— ENTRIES —
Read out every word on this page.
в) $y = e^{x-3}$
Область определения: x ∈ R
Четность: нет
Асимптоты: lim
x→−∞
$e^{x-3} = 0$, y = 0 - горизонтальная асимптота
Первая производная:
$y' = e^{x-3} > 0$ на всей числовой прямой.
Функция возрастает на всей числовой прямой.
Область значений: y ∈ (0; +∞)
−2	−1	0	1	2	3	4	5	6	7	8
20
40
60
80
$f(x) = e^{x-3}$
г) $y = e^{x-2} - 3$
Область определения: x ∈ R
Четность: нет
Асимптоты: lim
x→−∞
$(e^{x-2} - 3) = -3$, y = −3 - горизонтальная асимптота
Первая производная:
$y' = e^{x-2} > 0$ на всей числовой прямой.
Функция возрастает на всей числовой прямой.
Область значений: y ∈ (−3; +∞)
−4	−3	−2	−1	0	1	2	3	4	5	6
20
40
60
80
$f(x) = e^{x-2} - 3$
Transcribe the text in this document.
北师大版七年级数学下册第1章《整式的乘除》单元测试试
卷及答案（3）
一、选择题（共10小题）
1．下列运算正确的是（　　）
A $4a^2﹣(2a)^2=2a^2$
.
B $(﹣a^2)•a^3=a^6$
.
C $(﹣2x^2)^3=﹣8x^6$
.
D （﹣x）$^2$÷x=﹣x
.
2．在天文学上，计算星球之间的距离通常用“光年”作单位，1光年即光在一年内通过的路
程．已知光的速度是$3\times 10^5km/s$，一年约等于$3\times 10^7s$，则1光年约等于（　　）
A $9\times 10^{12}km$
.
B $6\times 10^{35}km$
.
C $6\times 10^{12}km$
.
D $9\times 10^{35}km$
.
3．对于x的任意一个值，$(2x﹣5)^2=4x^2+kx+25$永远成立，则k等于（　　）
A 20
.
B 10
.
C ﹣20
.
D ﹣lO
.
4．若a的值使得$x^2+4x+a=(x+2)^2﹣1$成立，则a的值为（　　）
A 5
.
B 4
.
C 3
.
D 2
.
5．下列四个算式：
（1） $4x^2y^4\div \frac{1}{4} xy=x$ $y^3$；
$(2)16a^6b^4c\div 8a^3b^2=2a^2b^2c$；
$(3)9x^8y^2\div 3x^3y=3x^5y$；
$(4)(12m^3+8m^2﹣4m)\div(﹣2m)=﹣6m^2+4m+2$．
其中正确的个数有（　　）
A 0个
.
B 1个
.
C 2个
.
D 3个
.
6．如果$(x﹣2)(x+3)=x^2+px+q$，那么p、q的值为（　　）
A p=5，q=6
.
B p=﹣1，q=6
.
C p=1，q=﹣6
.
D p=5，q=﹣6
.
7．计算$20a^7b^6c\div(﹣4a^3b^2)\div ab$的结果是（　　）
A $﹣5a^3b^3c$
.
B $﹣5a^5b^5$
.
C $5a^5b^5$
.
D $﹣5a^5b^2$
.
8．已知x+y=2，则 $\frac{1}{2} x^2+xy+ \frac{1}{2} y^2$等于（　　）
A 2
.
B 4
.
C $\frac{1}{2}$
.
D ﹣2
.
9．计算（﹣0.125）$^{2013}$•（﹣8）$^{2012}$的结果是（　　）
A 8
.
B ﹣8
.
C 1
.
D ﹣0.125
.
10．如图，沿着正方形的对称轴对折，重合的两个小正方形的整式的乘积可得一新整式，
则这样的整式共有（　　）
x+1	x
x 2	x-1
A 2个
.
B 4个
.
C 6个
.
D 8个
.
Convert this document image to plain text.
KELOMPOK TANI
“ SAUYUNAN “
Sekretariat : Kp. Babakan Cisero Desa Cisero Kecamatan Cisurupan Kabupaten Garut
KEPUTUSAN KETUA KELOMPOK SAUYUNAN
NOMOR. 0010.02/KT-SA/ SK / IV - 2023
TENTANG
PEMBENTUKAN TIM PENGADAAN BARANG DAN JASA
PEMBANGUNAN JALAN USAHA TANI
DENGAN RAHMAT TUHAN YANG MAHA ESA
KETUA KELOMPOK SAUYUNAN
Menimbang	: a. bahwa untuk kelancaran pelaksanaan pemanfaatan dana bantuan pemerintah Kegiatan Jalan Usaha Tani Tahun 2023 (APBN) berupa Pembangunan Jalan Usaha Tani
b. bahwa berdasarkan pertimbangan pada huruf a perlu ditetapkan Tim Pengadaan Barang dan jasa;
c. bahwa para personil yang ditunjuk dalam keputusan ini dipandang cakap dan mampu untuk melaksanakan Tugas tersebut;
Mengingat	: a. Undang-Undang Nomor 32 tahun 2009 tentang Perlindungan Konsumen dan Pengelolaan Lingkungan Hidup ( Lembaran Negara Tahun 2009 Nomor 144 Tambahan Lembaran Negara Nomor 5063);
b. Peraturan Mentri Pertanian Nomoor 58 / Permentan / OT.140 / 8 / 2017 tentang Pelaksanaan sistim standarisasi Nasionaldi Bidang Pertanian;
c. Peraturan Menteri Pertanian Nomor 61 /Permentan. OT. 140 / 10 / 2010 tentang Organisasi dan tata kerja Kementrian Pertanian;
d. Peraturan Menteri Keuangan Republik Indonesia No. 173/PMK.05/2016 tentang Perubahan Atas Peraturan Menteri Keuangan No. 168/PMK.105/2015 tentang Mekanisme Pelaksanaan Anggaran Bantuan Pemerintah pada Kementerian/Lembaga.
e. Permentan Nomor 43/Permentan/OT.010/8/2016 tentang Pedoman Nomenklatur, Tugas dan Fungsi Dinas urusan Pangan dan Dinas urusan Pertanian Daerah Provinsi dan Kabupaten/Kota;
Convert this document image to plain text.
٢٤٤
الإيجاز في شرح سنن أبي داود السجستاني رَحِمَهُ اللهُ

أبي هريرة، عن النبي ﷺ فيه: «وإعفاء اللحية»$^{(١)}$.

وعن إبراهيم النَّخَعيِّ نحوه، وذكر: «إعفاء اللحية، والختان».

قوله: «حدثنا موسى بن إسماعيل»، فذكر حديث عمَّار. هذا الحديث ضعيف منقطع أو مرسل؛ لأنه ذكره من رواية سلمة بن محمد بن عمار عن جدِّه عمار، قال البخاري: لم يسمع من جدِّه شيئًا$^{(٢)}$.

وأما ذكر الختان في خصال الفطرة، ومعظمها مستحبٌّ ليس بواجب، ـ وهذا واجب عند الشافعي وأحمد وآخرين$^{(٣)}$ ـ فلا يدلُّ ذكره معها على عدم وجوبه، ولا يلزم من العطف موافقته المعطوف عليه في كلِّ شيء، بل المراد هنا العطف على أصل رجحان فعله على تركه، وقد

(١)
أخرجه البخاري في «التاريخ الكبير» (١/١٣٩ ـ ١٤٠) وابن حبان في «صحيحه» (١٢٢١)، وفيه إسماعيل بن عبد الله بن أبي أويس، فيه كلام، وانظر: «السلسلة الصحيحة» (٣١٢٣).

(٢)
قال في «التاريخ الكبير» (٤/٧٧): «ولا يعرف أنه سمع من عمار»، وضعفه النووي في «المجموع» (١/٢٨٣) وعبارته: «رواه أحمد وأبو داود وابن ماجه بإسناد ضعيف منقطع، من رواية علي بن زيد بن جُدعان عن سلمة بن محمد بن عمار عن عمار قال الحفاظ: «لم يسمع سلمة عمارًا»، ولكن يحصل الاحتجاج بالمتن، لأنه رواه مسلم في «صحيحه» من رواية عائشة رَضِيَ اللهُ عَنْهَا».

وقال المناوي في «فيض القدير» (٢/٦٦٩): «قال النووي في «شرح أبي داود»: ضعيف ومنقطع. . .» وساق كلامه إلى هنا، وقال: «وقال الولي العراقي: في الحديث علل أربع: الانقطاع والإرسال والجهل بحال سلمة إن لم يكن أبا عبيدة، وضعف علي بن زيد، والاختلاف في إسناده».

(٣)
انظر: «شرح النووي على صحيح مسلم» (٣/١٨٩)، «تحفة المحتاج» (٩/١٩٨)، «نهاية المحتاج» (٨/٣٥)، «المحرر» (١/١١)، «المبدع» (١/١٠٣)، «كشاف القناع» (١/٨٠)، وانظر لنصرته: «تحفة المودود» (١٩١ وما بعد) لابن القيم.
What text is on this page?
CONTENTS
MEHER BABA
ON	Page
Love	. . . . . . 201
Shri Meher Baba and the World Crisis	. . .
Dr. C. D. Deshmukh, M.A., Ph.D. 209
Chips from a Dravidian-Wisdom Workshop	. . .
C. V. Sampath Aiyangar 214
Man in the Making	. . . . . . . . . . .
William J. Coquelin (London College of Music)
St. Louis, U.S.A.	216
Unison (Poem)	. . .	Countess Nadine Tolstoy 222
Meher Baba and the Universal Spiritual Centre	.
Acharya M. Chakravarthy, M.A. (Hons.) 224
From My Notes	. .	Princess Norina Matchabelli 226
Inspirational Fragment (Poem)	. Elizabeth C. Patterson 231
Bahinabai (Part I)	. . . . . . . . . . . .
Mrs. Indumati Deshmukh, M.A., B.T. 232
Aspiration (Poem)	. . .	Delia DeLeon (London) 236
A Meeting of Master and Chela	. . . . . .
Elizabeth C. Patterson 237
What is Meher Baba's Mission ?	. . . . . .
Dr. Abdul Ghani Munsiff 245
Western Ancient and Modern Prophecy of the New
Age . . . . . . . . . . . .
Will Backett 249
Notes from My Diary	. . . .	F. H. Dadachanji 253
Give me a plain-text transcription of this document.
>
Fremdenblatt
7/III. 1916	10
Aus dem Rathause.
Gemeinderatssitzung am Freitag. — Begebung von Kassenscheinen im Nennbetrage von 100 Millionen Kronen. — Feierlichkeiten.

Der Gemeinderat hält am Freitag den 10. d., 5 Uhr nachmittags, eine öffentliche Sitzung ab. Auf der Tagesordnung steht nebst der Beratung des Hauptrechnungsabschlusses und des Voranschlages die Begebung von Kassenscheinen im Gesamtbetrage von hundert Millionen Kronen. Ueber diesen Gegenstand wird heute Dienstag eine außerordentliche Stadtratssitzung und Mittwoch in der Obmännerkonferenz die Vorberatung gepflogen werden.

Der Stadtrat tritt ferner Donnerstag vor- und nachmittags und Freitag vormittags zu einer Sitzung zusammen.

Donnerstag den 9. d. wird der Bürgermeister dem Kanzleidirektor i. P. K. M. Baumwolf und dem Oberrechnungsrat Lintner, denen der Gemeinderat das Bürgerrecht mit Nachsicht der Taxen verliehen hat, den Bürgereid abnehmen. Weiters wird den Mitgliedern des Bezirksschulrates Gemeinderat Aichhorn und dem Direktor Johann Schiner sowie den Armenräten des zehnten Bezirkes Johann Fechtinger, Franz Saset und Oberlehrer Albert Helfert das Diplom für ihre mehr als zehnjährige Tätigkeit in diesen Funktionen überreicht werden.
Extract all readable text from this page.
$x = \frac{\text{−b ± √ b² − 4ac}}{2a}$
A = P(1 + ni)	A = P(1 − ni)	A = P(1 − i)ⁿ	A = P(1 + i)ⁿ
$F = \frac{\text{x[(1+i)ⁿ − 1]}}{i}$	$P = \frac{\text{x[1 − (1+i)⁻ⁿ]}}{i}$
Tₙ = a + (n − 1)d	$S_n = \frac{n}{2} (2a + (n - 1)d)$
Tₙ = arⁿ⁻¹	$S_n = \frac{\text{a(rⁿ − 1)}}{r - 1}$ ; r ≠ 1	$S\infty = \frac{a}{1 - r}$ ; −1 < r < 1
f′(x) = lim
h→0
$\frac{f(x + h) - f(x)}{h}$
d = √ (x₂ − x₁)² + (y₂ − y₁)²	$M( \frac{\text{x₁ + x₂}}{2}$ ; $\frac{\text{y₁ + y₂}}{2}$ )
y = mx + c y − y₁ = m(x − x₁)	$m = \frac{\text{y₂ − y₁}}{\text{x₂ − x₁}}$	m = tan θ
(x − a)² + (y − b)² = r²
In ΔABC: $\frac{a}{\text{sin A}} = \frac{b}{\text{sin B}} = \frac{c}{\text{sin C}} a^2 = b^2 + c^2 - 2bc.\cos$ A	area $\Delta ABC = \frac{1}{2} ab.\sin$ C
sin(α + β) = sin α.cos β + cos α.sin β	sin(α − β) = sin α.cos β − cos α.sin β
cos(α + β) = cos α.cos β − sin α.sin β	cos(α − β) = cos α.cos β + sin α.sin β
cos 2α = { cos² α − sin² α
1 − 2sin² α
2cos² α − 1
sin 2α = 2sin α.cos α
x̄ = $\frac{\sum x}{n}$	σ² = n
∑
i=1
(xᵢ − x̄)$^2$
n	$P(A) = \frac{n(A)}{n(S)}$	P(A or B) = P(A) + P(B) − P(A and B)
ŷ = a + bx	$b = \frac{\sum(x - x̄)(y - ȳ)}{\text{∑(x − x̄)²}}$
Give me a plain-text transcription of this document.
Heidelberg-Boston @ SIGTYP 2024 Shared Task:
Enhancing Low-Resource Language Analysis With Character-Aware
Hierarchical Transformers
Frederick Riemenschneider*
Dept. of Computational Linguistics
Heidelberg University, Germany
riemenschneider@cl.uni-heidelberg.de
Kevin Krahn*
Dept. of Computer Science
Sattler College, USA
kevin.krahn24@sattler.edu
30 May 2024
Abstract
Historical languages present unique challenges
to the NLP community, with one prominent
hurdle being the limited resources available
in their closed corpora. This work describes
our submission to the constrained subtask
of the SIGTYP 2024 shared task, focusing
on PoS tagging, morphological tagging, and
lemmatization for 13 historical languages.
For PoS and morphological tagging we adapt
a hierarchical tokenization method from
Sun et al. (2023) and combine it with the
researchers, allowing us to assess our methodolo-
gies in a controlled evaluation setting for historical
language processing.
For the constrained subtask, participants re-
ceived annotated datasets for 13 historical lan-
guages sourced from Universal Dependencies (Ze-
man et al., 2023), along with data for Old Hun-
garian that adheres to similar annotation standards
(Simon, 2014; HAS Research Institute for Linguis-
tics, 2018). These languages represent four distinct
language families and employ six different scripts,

— EXERCISE AIM —
How many lines in the records above contain the word "البخاري"? Reply with the number alone.

— ANSWER TO THIS PROBLEM —
2